LISTED ENTRIES

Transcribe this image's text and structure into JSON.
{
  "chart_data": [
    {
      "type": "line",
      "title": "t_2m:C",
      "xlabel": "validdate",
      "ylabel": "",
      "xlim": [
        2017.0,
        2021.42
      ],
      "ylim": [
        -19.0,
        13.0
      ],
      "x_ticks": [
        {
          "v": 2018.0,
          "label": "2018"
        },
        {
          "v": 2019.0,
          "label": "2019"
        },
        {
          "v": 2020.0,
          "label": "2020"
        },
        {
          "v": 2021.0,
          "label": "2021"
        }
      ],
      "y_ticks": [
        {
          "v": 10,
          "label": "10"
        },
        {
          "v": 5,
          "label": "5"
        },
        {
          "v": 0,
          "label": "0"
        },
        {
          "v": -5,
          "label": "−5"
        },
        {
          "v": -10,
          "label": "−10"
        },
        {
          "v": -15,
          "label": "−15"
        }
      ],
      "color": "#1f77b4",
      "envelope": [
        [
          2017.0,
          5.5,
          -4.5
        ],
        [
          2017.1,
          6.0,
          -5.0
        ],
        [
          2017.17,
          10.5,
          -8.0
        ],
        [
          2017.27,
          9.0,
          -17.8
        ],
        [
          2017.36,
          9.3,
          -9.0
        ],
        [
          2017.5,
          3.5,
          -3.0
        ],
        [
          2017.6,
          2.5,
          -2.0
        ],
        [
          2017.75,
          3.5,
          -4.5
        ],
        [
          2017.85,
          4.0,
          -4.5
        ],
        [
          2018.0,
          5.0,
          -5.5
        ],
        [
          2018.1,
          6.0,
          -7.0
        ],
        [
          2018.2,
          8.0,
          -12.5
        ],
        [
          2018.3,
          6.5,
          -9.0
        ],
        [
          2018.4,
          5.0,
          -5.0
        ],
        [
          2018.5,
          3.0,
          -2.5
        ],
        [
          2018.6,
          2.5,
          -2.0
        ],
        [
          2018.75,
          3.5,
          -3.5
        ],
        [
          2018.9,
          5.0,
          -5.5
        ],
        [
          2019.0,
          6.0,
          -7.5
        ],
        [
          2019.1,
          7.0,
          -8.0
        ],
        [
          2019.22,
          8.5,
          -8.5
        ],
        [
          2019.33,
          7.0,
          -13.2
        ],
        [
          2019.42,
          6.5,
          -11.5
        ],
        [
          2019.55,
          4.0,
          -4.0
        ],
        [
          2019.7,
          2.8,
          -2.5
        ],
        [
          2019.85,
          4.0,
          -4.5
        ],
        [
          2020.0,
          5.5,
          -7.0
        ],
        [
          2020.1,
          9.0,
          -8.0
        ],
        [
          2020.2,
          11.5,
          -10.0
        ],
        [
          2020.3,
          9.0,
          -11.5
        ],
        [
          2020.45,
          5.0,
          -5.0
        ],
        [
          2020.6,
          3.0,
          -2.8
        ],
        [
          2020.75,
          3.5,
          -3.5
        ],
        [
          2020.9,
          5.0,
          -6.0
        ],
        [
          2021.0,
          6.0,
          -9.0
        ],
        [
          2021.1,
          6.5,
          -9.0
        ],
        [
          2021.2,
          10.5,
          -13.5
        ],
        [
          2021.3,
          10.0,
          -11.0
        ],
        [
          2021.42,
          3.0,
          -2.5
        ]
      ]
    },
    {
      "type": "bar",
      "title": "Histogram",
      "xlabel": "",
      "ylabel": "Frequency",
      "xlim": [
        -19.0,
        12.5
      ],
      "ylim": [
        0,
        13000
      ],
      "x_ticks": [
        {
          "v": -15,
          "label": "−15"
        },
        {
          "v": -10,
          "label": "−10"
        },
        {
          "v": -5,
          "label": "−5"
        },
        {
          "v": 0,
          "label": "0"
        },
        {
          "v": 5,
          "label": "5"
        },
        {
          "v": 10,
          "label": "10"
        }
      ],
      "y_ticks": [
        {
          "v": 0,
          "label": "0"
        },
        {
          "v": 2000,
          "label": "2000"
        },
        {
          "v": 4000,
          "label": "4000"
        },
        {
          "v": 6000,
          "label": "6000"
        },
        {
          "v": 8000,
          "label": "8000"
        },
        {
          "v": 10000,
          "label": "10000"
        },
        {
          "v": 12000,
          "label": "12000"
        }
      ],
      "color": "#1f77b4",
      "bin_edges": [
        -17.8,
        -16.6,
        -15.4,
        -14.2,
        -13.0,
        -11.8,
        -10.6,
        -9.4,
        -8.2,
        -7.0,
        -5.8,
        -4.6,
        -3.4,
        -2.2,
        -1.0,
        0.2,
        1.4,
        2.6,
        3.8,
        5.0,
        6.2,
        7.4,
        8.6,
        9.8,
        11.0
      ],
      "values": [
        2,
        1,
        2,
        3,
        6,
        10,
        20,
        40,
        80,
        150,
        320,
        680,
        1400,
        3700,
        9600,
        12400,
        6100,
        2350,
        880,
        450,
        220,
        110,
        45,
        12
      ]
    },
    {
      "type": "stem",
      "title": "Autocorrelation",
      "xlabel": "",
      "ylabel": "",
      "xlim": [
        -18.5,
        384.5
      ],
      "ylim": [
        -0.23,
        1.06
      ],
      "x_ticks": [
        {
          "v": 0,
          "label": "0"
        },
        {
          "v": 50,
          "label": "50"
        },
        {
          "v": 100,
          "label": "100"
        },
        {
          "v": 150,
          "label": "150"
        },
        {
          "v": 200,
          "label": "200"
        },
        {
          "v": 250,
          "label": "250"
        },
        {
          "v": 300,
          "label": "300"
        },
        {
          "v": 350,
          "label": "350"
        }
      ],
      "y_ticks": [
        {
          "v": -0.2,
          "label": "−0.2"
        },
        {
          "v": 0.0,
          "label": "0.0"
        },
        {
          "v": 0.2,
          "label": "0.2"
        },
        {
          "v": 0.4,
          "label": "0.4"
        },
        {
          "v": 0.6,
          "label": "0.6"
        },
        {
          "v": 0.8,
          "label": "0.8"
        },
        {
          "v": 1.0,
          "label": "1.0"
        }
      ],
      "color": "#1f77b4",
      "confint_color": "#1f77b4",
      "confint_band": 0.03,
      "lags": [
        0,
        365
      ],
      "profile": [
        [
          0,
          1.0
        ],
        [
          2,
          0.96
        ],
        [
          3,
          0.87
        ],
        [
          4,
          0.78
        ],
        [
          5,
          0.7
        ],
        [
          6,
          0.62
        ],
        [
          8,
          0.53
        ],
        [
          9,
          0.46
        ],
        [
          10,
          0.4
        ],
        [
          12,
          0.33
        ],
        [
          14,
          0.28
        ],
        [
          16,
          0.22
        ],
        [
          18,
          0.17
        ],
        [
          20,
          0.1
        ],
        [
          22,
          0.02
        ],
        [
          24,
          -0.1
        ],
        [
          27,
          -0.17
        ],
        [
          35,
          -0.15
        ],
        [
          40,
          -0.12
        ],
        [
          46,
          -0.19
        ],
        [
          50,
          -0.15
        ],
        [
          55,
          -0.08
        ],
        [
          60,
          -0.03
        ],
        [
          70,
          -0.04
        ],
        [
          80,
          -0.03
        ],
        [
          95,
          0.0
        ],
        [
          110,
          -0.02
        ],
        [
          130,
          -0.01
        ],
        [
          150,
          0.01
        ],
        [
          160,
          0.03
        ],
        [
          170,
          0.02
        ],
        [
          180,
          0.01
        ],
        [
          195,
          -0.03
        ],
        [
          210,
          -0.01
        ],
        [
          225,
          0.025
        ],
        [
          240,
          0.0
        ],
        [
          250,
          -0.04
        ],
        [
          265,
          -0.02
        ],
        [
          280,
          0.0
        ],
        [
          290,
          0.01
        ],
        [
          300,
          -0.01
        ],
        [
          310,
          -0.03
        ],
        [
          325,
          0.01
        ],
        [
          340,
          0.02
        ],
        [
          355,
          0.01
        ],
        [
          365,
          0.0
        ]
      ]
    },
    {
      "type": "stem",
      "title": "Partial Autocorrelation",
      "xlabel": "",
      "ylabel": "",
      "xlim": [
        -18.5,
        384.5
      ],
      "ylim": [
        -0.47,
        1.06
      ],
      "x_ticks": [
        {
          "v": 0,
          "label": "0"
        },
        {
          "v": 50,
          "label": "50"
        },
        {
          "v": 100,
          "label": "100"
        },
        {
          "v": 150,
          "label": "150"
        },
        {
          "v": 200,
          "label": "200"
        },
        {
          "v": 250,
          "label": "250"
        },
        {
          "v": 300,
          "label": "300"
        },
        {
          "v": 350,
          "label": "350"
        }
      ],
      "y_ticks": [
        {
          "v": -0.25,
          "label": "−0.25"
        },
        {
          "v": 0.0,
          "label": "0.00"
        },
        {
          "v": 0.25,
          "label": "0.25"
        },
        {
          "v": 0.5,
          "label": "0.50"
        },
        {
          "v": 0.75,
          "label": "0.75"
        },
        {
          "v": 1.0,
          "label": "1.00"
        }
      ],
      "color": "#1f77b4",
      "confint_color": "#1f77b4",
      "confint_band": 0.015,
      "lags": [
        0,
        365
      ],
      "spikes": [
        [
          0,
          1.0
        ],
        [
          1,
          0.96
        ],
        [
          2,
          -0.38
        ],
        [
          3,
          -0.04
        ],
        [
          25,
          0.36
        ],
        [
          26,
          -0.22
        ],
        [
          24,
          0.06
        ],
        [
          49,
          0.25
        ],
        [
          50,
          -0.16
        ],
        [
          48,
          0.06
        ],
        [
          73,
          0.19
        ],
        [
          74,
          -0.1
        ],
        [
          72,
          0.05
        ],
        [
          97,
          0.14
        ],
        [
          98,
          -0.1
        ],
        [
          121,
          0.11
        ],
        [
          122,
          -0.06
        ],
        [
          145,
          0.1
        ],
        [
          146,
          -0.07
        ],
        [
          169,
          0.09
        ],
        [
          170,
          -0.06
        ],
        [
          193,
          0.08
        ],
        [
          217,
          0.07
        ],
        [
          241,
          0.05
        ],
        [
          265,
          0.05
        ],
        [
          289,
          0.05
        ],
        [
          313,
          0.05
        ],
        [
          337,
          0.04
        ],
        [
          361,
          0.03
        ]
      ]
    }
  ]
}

WHAT YOU NEED TO DO
Look through the listing and extract every line with "Autocorrelation" in it.

THE RESULT
      "title": "Autocorrelation",
      "title": "Partial Autocorrelation",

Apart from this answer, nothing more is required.